**** EXCERPTED DATA ****
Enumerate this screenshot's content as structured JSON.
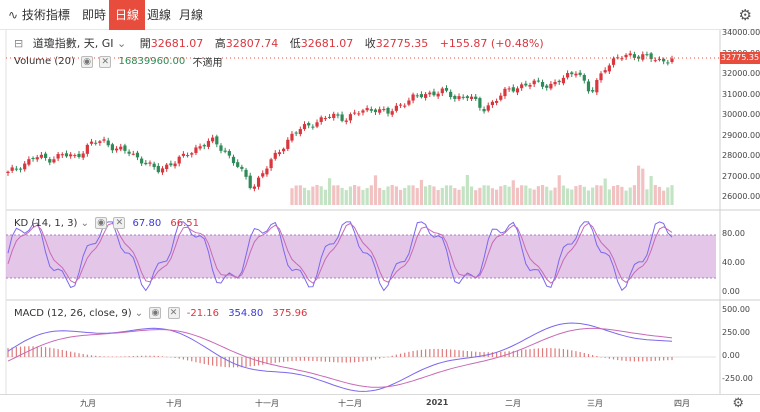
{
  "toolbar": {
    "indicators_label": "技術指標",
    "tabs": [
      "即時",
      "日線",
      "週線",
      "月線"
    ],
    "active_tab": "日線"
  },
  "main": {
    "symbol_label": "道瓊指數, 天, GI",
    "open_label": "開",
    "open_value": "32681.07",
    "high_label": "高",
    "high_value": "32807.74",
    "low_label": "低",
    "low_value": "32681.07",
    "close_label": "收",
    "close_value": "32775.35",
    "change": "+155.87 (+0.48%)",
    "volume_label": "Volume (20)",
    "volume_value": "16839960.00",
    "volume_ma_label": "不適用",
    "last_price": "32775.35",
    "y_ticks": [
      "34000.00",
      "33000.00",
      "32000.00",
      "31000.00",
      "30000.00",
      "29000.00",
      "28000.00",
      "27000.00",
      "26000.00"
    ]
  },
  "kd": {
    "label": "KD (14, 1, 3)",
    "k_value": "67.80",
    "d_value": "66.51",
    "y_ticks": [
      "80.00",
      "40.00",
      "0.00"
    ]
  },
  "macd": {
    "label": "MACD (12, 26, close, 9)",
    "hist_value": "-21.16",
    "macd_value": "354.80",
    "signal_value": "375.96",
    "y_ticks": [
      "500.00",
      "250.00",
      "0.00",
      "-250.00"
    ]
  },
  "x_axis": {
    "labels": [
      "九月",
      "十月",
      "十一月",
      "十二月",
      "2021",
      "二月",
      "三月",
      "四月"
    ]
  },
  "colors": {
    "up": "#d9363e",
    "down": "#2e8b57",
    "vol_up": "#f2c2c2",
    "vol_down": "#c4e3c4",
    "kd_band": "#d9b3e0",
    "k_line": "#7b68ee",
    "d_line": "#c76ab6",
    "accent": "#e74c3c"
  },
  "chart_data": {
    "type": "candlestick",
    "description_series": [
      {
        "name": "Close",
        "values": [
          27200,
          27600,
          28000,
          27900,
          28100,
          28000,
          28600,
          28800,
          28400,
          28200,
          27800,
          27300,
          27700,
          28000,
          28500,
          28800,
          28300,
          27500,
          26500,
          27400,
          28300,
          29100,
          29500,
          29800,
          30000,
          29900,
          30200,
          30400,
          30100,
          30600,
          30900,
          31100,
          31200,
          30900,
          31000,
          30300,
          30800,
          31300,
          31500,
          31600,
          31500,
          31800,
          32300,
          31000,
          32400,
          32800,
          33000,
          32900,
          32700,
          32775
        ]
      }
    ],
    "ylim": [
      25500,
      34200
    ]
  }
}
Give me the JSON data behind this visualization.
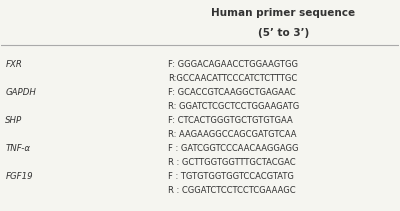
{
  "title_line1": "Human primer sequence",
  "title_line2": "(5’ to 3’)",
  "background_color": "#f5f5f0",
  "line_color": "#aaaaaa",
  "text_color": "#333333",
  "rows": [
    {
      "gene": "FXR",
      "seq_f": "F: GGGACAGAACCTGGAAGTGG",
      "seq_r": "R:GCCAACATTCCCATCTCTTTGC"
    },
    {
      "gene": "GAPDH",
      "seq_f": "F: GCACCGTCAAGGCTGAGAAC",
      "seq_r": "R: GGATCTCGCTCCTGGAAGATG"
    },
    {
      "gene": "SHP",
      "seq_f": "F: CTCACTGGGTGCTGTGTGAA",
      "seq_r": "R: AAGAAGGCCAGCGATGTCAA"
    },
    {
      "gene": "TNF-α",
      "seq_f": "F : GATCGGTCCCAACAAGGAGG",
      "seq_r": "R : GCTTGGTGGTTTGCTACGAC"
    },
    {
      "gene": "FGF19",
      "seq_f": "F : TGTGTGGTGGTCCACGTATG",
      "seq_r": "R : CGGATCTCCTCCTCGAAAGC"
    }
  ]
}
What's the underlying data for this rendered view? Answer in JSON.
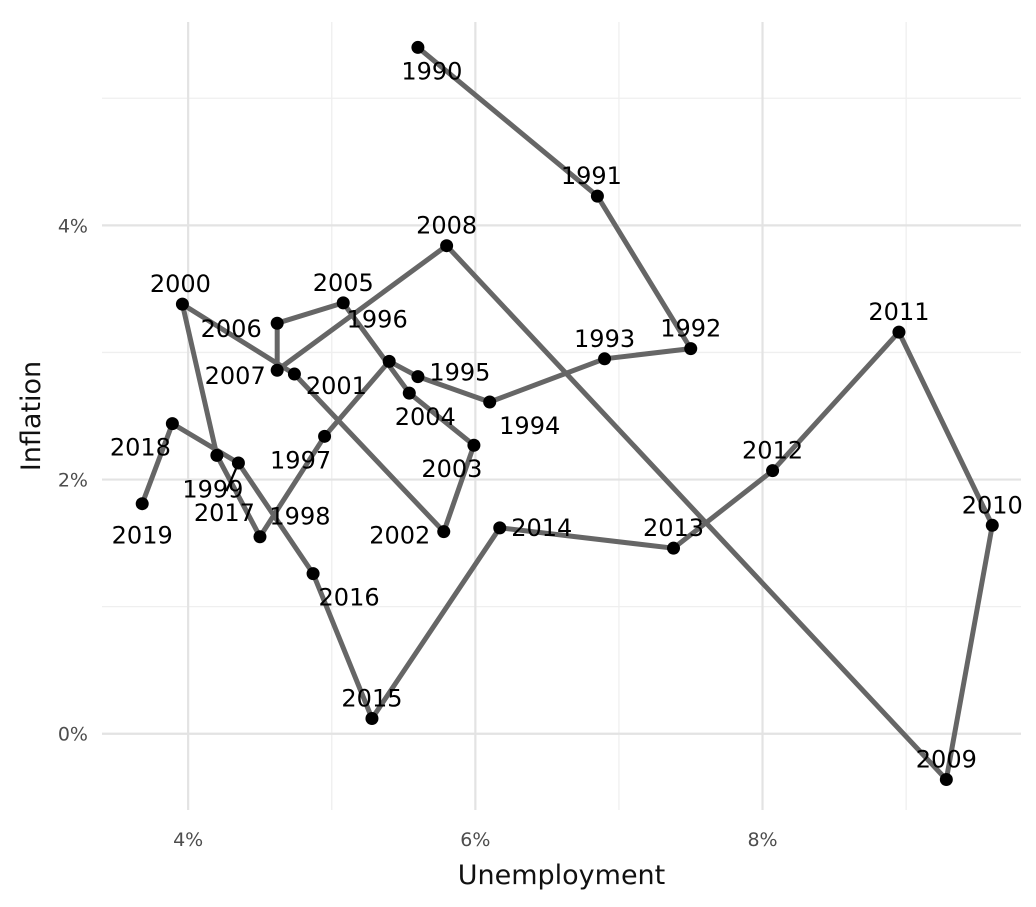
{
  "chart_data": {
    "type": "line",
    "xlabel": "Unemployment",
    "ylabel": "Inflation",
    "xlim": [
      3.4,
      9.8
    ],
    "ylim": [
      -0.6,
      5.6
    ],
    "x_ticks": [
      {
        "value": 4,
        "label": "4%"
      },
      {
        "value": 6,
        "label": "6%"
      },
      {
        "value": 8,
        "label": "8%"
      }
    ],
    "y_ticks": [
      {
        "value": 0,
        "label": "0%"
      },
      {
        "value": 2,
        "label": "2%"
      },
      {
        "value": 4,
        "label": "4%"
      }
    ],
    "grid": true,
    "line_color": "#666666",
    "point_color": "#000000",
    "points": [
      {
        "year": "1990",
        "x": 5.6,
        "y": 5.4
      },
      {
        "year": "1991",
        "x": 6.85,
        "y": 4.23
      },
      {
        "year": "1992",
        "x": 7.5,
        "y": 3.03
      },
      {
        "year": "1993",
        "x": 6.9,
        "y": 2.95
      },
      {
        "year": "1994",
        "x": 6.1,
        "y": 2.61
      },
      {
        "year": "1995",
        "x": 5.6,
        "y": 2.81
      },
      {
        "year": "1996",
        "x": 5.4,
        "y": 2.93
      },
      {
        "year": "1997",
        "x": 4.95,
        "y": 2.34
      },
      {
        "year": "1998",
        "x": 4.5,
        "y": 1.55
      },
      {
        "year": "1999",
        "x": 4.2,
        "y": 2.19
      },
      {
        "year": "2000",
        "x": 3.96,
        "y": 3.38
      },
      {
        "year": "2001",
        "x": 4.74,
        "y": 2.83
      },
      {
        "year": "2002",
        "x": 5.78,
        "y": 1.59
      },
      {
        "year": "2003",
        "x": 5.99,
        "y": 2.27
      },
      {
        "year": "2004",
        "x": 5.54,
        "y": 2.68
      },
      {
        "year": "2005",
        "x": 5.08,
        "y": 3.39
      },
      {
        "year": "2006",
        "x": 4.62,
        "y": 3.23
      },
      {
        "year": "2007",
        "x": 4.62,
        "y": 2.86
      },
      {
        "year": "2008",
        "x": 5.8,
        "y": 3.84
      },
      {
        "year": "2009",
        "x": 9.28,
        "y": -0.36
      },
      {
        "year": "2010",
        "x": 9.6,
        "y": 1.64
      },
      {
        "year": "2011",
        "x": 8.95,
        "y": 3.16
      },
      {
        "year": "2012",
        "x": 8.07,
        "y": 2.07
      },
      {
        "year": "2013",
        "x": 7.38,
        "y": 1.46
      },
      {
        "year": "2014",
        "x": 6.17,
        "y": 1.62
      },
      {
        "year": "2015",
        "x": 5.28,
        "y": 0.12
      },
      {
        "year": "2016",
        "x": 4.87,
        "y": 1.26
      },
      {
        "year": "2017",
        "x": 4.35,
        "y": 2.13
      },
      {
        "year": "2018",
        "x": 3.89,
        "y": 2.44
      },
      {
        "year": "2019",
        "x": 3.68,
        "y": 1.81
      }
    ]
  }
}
****
• TASK INSTRUCTIONS: Without including the pictures, return each record above exactly as it stands.

• WRITTEN RESPONSE:
Enumerate this screenshot's content as structured JSON.
{
  "toolbar": {
    "indicators_label": "技術指標",
    "tabs": [
      "即時",
      "日線",
      "週線",
      "月線"
    ],
    "active_tab": "日線"
  },
  "main": {
    "symbol_label": "道瓊指數, 天, GI",
    "open_label": "開",
    "open_value": "32681.07",
    "high_label": "高",
    "high_value": "32807.74",
    "low_label": "低",
    "low_value": "32681.07",
    "close_label": "收",
    "close_value": "32775.35",
    "change": "+155.87 (+0.48%)",
    "volume_label": "Volume (20)",
    "volume_value": "16839960.00",
    "volume_ma_label": "不適用",
    "last_price": "32775.35",
    "y_ticks": [
      "34000.00",
      "33000.00",
      "32000.00",
      "31000.00",
      "30000.00",
      "29000.00",
      "28000.00",
      "27000.00",
      "26000.00"
    ]
  },
  "kd": {
    "label": "KD (14, 1, 3)",
    "k_value": "67.80",
    "d_value": "66.51",
    "y_ticks": [
      "80.00",
      "40.00",
      "0.00"
    ]
  },
  "macd": {
    "label": "MACD (12, 26, close, 9)",
    "hist_value": "-21.16",
    "macd_value": "354.80",
    "signal_value": "375.96",
    "y_ticks": [
      "500.00",
      "250.00",
      "0.00",
      "-250.00"
    ]
  },
  "x_axis": {
    "labels": [
      "九月",
      "十月",
      "十一月",
      "十二月",
      "2021",
      "二月",
      "三月",
      "四月"
    ]
  },
  "colors": {
    "up": "#d9363e",
    "down": "#2e8b57",
    "vol_up": "#f2c2c2",
    "vol_down": "#c4e3c4",
    "kd_band": "#d9b3e0",
    "k_line": "#7b68ee",
    "d_line": "#c76ab6",
    "accent": "#e74c3c"
  },
  "chart_data": {
    "type": "candlestick",
    "description_series": [
      {
        "name": "Close",
        "values": [
          27200,
          27600,
          28000,
          27900,
          28100,
          28000,
          28600,
          28800,
          28400,
          28200,
          27800,
          27300,
          27700,
          28000,
          28500,
          28800,
          28300,
          27500,
          26500,
          27400,
          28300,
          29100,
          29500,
          29800,
          30000,
          29900,
          30200,
          30400,
          30100,
          30600,
          30900,
          31100,
          31200,
          30900,
          31000,
          30300,
          30800,
          31300,
          31500,
          31600,
          31500,
          31800,
          32300,
          31000,
          32400,
          32800,
          33000,
          32900,
          32700,
          32775
        ]
      }
    ],
    "ylim": [
      25500,
      34200
    ]
  }
}
Give me the JSON data behind this visualization.
{
  "title_line1": "Human primer sequence",
  "title_line2": "(5’ to 3’)",
  "background_color": "#f5f5f0",
  "line_color": "#aaaaaa",
  "text_color": "#333333",
  "rows": [
    {
      "gene": "FXR",
      "seq_f": "F: GGGACAGAACCTGGAAGTGG",
      "seq_r": "R:GCCAACATTCCCATCTCTTTGC"
    },
    {
      "gene": "GAPDH",
      "seq_f": "F: GCACCGTCAAGGCTGAGAAC",
      "seq_r": "R: GGATCTCGCTCCTGGAAGATG"
    },
    {
      "gene": "SHP",
      "seq_f": "F: CTCACTGGGTGCTGTGTGAA",
      "seq_r": "R: AAGAAGGCCAGCGATGTCAA"
    },
    {
      "gene": "TNF-α",
      "seq_f": "F : GATCGGTCCCAACAAGGAGG",
      "seq_r": "R : GCTTGGTGGTTTGCTACGAC"
    },
    {
      "gene": "FGF19",
      "seq_f": "F : TGTGTGGTGGTCCACGTATG",
      "seq_r": "R : CGGATCTCCTCCTCGAAAGC"
    }
  ]
}
What's the underlying data for this rendered view? Answer in JSON.
{
  "chart_data": {
    "type": "line",
    "xlabel": "Unemployment",
    "ylabel": "Inflation",
    "xlim": [
      3.4,
      9.8
    ],
    "ylim": [
      -0.6,
      5.6
    ],
    "x_ticks": [
      {
        "value": 4,
        "label": "4%"
      },
      {
        "value": 6,
        "label": "6%"
      },
      {
        "value": 8,
        "label": "8%"
      }
    ],
    "y_ticks": [
      {
        "value": 0,
        "label": "0%"
      },
      {
        "value": 2,
        "label": "2%"
      },
      {
        "value": 4,
        "label": "4%"
      }
    ],
    "grid": true,
    "line_color": "#666666",
    "point_color": "#000000",
    "points": [
      {
        "year": "1990",
        "x": 5.6,
        "y": 5.4
      },
      {
        "year": "1991",
        "x": 6.85,
        "y": 4.23
      },
      {
        "year": "1992",
        "x": 7.5,
        "y": 3.03
      },
      {
        "year": "1993",
        "x": 6.9,
        "y": 2.95
      },
      {
        "year": "1994",
        "x": 6.1,
        "y": 2.61
      },
      {
        "year": "1995",
        "x": 5.6,
        "y": 2.81
      },
      {
        "year": "1996",
        "x": 5.4,
        "y": 2.93
      },
      {
        "year": "1997",
        "x": 4.95,
        "y": 2.34
      },
      {
        "year": "1998",
        "x": 4.5,
        "y": 1.55
      },
      {
        "year": "1999",
        "x": 4.2,
        "y": 2.19
      },
      {
        "year": "2000",
        "x": 3.96,
        "y": 3.38
      },
      {
        "year": "2001",
        "x": 4.74,
        "y": 2.83
      },
      {
        "year": "2002",
        "x": 5.78,
        "y": 1.59
      },
      {
        "year": "2003",
        "x": 5.99,
        "y": 2.27
      },
      {
        "year": "2004",
        "x": 5.54,
        "y": 2.68
      },
      {
        "year": "2005",
        "x": 5.08,
        "y": 3.39
      },
      {
        "year": "2006",
        "x": 4.62,
        "y": 3.23
      },
      {
        "year": "2007",
        "x": 4.62,
        "y": 2.86
      },
      {
        "year": "2008",
        "x": 5.8,
        "y": 3.84
      },
      {
        "year": "2009",
        "x": 9.28,
        "y": -0.36
      },
      {
        "year": "2010",
        "x": 9.6,
        "y": 1.64
      },
      {
        "year": "2011",
        "x": 8.95,
        "y": 3.16
      },
      {
        "year": "2012",
        "x": 8.07,
        "y": 2.07
      },
      {
        "year": "2013",
        "x": 7.38,
        "y": 1.46
      },
      {
        "year": "2014",
        "x": 6.17,
        "y": 1.62
      },
      {
        "year": "2015",
        "x": 5.28,
        "y": 0.12
      },
      {
        "year": "2016",
        "x": 4.87,
        "y": 1.26
      },
      {
        "year": "2017",
        "x": 4.35,
        "y": 2.13
      },
      {
        "year": "2018",
        "x": 3.89,
        "y": 2.44
      },
      {
        "year": "2019",
        "x": 3.68,
        "y": 1.81
      }
    ]
  }
}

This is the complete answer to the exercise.